Write out the listing below again, precisely as it is given.

Figure contents as structured data =>

>>>

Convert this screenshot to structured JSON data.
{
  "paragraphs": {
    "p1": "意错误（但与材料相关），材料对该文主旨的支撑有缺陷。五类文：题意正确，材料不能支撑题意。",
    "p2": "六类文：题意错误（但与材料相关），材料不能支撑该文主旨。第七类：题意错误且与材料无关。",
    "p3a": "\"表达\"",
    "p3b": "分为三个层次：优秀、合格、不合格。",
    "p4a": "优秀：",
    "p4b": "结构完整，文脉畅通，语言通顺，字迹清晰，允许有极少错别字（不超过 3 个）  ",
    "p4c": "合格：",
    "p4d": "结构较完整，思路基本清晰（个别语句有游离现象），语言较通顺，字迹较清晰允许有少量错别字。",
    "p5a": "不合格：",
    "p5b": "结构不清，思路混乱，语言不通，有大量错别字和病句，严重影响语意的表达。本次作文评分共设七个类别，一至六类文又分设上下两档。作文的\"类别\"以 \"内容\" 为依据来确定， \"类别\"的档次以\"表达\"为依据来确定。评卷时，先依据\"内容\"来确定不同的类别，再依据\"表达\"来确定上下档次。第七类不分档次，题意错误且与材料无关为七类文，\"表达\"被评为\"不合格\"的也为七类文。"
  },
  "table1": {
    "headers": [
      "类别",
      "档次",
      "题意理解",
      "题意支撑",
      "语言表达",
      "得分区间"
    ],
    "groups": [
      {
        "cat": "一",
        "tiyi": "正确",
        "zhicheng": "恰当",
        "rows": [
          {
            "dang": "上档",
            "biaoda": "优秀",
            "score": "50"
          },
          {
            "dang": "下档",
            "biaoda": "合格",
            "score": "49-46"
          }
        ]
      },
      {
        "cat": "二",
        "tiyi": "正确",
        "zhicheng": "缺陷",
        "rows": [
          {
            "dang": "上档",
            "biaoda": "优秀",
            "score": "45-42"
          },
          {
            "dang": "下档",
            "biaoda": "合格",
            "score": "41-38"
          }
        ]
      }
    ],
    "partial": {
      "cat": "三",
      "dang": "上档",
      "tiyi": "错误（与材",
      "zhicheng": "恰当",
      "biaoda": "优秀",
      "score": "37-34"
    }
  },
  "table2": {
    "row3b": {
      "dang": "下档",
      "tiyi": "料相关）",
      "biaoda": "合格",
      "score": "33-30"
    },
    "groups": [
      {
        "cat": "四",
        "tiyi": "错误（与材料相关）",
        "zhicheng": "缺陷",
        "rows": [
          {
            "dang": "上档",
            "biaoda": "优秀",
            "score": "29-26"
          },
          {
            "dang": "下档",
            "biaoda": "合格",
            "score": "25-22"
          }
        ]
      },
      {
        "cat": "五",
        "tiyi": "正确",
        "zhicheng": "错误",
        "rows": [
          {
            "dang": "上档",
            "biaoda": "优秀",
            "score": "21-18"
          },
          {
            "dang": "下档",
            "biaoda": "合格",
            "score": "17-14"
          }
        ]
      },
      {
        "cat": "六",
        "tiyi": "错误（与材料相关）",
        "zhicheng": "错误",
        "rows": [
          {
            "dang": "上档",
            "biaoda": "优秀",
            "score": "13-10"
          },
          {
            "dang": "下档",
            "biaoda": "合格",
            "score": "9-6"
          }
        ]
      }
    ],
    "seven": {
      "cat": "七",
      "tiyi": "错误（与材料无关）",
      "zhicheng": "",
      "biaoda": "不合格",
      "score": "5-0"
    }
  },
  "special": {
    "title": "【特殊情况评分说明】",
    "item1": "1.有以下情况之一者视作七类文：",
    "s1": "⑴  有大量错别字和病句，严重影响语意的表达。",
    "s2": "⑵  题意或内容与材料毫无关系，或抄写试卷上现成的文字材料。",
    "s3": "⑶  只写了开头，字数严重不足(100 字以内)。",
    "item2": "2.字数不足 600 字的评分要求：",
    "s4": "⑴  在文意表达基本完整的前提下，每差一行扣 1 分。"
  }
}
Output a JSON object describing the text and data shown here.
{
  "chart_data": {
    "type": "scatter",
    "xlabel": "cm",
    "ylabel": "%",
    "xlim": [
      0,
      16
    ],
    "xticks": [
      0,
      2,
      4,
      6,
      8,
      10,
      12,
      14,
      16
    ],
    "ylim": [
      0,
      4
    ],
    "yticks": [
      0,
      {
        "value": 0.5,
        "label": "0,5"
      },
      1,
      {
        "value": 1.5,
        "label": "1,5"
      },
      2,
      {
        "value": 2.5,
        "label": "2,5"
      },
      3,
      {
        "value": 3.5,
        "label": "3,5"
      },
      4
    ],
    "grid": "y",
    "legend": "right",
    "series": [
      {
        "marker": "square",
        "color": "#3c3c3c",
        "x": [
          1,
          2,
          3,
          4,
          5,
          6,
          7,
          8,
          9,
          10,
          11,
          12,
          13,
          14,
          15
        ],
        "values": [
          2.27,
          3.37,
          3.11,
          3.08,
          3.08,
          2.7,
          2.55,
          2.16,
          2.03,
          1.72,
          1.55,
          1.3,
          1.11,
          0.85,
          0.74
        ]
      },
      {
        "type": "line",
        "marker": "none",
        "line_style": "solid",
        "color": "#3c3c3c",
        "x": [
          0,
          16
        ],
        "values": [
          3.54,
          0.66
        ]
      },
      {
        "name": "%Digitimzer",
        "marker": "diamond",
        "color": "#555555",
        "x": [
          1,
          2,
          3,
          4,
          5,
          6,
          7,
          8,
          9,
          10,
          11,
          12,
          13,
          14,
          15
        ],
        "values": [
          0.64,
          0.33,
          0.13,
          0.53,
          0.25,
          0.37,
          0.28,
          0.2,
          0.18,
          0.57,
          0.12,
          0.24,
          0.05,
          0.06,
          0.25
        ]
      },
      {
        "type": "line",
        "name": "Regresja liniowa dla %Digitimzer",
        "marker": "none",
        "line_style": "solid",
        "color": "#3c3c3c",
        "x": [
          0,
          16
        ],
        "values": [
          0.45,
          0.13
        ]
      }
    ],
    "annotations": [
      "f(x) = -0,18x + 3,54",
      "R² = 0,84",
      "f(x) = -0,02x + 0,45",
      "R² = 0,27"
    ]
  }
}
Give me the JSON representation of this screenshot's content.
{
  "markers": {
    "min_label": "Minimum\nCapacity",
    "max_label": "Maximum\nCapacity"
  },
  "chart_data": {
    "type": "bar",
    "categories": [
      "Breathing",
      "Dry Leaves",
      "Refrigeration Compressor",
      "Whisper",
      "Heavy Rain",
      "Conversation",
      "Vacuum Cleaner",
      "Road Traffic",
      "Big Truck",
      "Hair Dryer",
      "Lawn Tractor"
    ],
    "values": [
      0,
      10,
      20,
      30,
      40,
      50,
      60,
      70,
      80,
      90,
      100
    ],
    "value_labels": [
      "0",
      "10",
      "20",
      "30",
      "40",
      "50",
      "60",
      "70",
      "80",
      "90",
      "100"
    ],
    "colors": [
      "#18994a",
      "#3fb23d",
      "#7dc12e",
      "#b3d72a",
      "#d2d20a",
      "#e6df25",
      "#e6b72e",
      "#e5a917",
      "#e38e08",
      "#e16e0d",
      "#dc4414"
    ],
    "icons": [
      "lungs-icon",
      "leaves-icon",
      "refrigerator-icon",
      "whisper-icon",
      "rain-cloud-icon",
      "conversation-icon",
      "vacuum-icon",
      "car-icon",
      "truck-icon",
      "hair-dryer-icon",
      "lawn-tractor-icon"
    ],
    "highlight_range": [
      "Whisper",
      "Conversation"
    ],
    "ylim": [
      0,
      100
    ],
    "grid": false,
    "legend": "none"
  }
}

<<<

Correct response =>
Convert this screenshot to structured JSON data.
{
  "paragraphs": {
    "p1": "意错误（但与材料相关），材料对该文主旨的支撑有缺陷。五类文：题意正确，材料不能支撑题意。",
    "p2": "六类文：题意错误（但与材料相关），材料不能支撑该文主旨。第七类：题意错误且与材料无关。",
    "p3a": "\"表达\"",
    "p3b": "分为三个层次：优秀、合格、不合格。",
    "p4a": "优秀：",
    "p4b": "结构完整，文脉畅通，语言通顺，字迹清晰，允许有极少错别字（不超过 3 个）  ",
    "p4c": "合格：",
    "p4d": "结构较完整，思路基本清晰（个别语句有游离现象），语言较通顺，字迹较清晰允许有少量错别字。",
    "p5a": "不合格：",
    "p5b": "结构不清，思路混乱，语言不通，有大量错别字和病句，严重影响语意的表达。本次作文评分共设七个类别，一至六类文又分设上下两档。作文的\"类别\"以 \"内容\" 为依据来确定， \"类别\"的档次以\"表达\"为依据来确定。评卷时，先依据\"内容\"来确定不同的类别，再依据\"表达\"来确定上下档次。第七类不分档次，题意错误且与材料无关为七类文，\"表达\"被评为\"不合格\"的也为七类文。"
  },
  "table1": {
    "headers": [
      "类别",
      "档次",
      "题意理解",
      "题意支撑",
      "语言表达",
      "得分区间"
    ],
    "groups": [
      {
        "cat": "一",
        "tiyi": "正确",
        "zhicheng": "恰当",
        "rows": [
          {
            "dang": "上档",
            "biaoda": "优秀",
            "score": "50"
          },
          {
            "dang": "下档",
            "biaoda": "合格",
            "score": "49-46"
          }
        ]
      },
      {
        "cat": "二",
        "tiyi": "正确",
        "zhicheng": "缺陷",
        "rows": [
          {
            "dang": "上档",
            "biaoda": "优秀",
            "score": "45-42"
          },
          {
            "dang": "下档",
            "biaoda": "合格",
            "score": "41-38"
          }
        ]
      }
    ],
    "partial": {
      "cat": "三",
      "dang": "上档",
      "tiyi": "错误（与材",
      "zhicheng": "恰当",
      "biaoda": "优秀",
      "score": "37-34"
    }
  },
  "table2": {
    "row3b": {
      "dang": "下档",
      "tiyi": "料相关）",
      "biaoda": "合格",
      "score": "33-30"
    },
    "groups": [
      {
        "cat": "四",
        "tiyi": "错误（与材料相关）",
        "zhicheng": "缺陷",
        "rows": [
          {
            "dang": "上档",
            "biaoda": "优秀",
            "score": "29-26"
          },
          {
            "dang": "下档",
            "biaoda": "合格",
            "score": "25-22"
          }
        ]
      },
      {
        "cat": "五",
        "tiyi": "正确",
        "zhicheng": "错误",
        "rows": [
          {
            "dang": "上档",
            "biaoda": "优秀",
            "score": "21-18"
          },
          {
            "dang": "下档",
            "biaoda": "合格",
            "score": "17-14"
          }
        ]
      },
      {
        "cat": "六",
        "tiyi": "错误（与材料相关）",
        "zhicheng": "错误",
        "rows": [
          {
            "dang": "上档",
            "biaoda": "优秀",
            "score": "13-10"
          },
          {
            "dang": "下档",
            "biaoda": "合格",
            "score": "9-6"
          }
        ]
      }
    ],
    "seven": {
      "cat": "七",
      "tiyi": "错误（与材料无关）",
      "zhicheng": "",
      "biaoda": "不合格",
      "score": "5-0"
    }
  },
  "special": {
    "title": "【特殊情况评分说明】",
    "item1": "1.有以下情况之一者视作七类文：",
    "s1": "⑴  有大量错别字和病句，严重影响语意的表达。",
    "s2": "⑵  题意或内容与材料毫无关系，或抄写试卷上现成的文字材料。",
    "s3": "⑶  只写了开头，字数严重不足(100 字以内)。",
    "item2": "2.字数不足 600 字的评分要求：",
    "s4": "⑴  在文意表达基本完整的前提下，每差一行扣 1 分。"
  }
}
Output a JSON object describing the text and data shown here.
{
  "chart_data": {
    "type": "scatter",
    "xlabel": "cm",
    "ylabel": "%",
    "xlim": [
      0,
      16
    ],
    "xticks": [
      0,
      2,
      4,
      6,
      8,
      10,
      12,
      14,
      16
    ],
    "ylim": [
      0,
      4
    ],
    "yticks": [
      0,
      {
        "value": 0.5,
        "label": "0,5"
      },
      1,
      {
        "value": 1.5,
        "label": "1,5"
      },
      2,
      {
        "value": 2.5,
        "label": "2,5"
      },
      3,
      {
        "value": 3.5,
        "label": "3,5"
      },
      4
    ],
    "grid": "y",
    "legend": "right",
    "series": [
      {
        "marker": "square",
        "color": "#3c3c3c",
        "x": [
          1,
          2,
          3,
          4,
          5,
          6,
          7,
          8,
          9,
          10,
          11,
          12,
          13,
          14,
          15
        ],
        "values": [
          2.27,
          3.37,
          3.11,
          3.08,
          3.08,
          2.7,
          2.55,
          2.16,
          2.03,
          1.72,
          1.55,
          1.3,
          1.11,
          0.85,
          0.74
        ]
      },
      {
        "type": "line",
        "marker": "none",
        "line_style": "solid",
        "color": "#3c3c3c",
        "x": [
          0,
          16
        ],
        "values": [
          3.54,
          0.66
        ]
      },
      {
        "name": "%Digitimzer",
        "marker": "diamond",
        "color": "#555555",
        "x": [
          1,
          2,
          3,
          4,
          5,
          6,
          7,
          8,
          9,
          10,
          11,
          12,
          13,
          14,
          15
        ],
        "values": [
          0.64,
          0.33,
          0.13,
          0.53,
          0.25,
          0.37,
          0.28,
          0.2,
          0.18,
          0.57,
          0.12,
          0.24,
          0.05,
          0.06,
          0.25
        ]
      },
      {
        "type": "line",
        "name": "Regresja liniowa dla %Digitimzer",
        "marker": "none",
        "line_style": "solid",
        "color": "#3c3c3c",
        "x": [
          0,
          16
        ],
        "values": [
          0.45,
          0.13
        ]
      }
    ],
    "annotations": [
      "f(x) = -0,18x + 3,54",
      "R² = 0,84",
      "f(x) = -0,02x + 0,45",
      "R² = 0,27"
    ]
  }
}
Give me the JSON representation of this screenshot's content.
{
  "markers": {
    "min_label": "Minimum\nCapacity",
    "max_label": "Maximum\nCapacity"
  },
  "chart_data": {
    "type": "bar",
    "categories": [
      "Breathing",
      "Dry Leaves",
      "Refrigeration Compressor",
      "Whisper",
      "Heavy Rain",
      "Conversation",
      "Vacuum Cleaner",
      "Road Traffic",
      "Big Truck",
      "Hair Dryer",
      "Lawn Tractor"
    ],
    "values": [
      0,
      10,
      20,
      30,
      40,
      50,
      60,
      70,
      80,
      90,
      100
    ],
    "value_labels": [
      "0",
      "10",
      "20",
      "30",
      "40",
      "50",
      "60",
      "70",
      "80",
      "90",
      "100"
    ],
    "colors": [
      "#18994a",
      "#3fb23d",
      "#7dc12e",
      "#b3d72a",
      "#d2d20a",
      "#e6df25",
      "#e6b72e",
      "#e5a917",
      "#e38e08",
      "#e16e0d",
      "#dc4414"
    ],
    "icons": [
      "lungs-icon",
      "leaves-icon",
      "refrigerator-icon",
      "whisper-icon",
      "rain-cloud-icon",
      "conversation-icon",
      "vacuum-icon",
      "car-icon",
      "truck-icon",
      "hair-dryer-icon",
      "lawn-tractor-icon"
    ],
    "highlight_range": [
      "Whisper",
      "Conversation"
    ],
    "ylim": [
      0,
      100
    ],
    "grid": false,
    "legend": "none"
  }
}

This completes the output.